Exercise aim | Where a line of the listing below includes the word "SRMTID", reproduce that line.

Items from a figure collection
######
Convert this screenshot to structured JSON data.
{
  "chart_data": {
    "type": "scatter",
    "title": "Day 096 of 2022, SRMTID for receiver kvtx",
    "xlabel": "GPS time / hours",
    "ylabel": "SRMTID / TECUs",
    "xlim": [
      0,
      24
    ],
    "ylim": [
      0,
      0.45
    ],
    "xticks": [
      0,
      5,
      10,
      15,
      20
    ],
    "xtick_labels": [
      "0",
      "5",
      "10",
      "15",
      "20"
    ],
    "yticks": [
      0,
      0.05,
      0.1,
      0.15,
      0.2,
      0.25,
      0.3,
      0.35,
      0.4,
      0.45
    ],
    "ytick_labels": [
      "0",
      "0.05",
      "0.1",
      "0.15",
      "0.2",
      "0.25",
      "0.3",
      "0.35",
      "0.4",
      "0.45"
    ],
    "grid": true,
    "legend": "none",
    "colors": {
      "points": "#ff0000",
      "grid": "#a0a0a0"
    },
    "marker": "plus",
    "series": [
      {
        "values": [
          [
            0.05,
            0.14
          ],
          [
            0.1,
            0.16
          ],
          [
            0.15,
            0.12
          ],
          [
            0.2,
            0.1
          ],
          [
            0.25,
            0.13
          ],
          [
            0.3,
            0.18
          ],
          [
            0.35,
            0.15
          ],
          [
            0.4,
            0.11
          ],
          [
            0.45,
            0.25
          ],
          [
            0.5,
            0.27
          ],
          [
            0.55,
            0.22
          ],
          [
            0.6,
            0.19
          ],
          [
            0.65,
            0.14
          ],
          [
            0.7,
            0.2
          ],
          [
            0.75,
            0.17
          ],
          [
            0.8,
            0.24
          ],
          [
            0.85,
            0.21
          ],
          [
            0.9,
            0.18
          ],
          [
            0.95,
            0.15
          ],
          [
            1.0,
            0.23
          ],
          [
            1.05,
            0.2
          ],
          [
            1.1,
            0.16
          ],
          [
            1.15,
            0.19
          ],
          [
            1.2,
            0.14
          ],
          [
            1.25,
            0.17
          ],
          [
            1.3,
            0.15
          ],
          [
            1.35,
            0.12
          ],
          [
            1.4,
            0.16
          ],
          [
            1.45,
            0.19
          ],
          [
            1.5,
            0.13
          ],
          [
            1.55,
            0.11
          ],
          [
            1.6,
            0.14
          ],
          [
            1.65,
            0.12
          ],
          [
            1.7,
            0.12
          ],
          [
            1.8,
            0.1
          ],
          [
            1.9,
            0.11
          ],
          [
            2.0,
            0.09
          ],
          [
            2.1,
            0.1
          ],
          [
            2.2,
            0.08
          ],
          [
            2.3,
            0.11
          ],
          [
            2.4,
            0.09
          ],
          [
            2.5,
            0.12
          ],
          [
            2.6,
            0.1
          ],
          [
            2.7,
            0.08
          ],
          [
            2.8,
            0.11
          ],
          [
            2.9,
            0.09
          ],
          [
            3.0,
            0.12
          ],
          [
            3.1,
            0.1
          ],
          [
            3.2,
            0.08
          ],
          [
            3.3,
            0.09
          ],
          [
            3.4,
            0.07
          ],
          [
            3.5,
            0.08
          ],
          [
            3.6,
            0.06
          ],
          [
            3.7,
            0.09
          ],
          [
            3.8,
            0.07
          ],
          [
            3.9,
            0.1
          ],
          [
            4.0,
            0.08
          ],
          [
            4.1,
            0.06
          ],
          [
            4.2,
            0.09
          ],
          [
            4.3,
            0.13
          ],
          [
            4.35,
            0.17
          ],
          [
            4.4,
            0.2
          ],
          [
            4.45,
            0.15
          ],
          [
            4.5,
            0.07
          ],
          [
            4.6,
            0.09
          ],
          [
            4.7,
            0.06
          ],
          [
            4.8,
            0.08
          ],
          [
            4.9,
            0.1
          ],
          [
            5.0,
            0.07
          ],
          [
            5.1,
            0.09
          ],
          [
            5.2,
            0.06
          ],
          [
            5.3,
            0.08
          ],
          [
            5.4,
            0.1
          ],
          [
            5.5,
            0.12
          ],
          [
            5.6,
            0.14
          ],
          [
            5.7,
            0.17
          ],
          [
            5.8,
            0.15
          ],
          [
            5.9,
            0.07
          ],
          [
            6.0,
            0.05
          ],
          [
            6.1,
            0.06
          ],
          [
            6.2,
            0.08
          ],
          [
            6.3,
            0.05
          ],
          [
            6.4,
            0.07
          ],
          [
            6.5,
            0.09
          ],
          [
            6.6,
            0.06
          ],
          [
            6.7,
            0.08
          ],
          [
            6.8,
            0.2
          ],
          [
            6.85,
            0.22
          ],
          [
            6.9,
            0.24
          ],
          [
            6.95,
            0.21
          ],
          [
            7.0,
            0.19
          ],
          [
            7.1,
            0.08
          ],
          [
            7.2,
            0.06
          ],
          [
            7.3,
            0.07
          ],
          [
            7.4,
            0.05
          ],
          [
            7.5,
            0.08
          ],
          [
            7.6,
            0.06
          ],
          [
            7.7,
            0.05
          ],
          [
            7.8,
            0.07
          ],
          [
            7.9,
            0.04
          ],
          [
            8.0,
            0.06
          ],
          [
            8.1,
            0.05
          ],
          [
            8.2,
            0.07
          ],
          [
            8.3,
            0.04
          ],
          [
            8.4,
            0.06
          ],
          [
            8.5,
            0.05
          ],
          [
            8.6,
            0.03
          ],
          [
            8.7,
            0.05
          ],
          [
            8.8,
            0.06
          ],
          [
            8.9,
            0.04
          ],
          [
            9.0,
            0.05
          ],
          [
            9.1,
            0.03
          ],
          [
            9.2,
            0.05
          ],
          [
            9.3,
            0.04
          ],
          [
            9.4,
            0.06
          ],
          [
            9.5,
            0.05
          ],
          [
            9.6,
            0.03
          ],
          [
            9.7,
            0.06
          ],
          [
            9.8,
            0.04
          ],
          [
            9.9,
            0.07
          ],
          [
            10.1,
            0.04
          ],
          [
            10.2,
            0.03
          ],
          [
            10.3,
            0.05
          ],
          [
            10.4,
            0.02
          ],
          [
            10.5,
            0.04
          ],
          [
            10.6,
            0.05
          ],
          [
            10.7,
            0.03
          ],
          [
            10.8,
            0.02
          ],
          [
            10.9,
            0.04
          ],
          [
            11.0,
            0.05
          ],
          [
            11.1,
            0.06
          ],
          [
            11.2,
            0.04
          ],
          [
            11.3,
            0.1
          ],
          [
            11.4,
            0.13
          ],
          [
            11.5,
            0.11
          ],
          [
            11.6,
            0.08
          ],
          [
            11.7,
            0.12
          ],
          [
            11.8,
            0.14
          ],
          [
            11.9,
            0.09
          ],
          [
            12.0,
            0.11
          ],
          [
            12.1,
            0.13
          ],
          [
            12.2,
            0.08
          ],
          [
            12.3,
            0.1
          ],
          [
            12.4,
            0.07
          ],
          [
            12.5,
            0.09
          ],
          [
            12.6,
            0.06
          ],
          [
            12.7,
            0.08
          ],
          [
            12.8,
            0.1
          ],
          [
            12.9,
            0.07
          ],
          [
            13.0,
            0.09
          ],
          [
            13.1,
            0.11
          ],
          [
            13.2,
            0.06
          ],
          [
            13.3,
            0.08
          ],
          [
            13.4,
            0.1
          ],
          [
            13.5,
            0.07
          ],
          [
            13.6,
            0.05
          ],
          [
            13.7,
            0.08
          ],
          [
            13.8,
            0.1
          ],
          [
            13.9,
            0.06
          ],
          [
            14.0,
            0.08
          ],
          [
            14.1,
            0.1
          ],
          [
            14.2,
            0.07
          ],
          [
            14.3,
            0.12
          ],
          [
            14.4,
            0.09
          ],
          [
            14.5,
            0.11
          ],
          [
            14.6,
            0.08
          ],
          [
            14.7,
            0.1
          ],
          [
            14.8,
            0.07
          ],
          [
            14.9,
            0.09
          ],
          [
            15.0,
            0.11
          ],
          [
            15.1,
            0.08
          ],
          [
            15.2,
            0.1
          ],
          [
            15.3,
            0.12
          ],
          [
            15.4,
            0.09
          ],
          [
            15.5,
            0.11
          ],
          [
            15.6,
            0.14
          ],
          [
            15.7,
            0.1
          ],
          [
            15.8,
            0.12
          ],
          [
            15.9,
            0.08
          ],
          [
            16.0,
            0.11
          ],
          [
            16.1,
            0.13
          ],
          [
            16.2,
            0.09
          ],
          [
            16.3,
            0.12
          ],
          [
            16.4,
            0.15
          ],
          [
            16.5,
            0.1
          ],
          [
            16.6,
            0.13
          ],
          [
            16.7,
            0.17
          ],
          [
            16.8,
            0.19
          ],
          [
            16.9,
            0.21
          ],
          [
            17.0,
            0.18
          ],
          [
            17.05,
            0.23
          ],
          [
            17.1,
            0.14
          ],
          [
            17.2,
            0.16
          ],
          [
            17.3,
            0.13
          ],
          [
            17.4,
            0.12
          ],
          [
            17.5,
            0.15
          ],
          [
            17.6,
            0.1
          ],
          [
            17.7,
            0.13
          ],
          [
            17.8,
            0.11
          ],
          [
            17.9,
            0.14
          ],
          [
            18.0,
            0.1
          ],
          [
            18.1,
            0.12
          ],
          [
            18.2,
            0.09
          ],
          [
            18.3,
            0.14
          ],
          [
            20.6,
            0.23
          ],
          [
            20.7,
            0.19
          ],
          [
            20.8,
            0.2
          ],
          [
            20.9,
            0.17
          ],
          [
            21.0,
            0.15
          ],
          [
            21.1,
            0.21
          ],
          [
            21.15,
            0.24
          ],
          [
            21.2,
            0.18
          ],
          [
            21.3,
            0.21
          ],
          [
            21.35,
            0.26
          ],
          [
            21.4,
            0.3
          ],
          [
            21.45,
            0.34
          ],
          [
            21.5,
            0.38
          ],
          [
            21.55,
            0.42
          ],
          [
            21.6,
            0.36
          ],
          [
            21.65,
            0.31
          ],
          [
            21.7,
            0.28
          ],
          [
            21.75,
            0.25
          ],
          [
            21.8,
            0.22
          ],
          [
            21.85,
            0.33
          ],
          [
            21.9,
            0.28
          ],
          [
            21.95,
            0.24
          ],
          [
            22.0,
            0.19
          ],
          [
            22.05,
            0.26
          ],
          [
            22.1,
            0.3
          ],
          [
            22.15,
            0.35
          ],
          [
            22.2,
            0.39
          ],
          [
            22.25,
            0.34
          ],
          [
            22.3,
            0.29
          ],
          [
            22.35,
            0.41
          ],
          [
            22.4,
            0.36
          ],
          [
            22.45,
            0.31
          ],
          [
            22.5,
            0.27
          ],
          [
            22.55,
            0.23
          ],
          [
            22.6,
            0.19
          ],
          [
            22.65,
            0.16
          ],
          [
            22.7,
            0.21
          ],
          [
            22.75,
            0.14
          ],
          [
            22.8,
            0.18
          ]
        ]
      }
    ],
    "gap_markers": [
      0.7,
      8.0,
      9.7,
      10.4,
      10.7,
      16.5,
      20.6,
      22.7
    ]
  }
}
######
Answer to the problem |
    "title": "Day 096 of 2022, SRMTID for receiver kvtx",
    "ylabel": "SRMTID / TECUs",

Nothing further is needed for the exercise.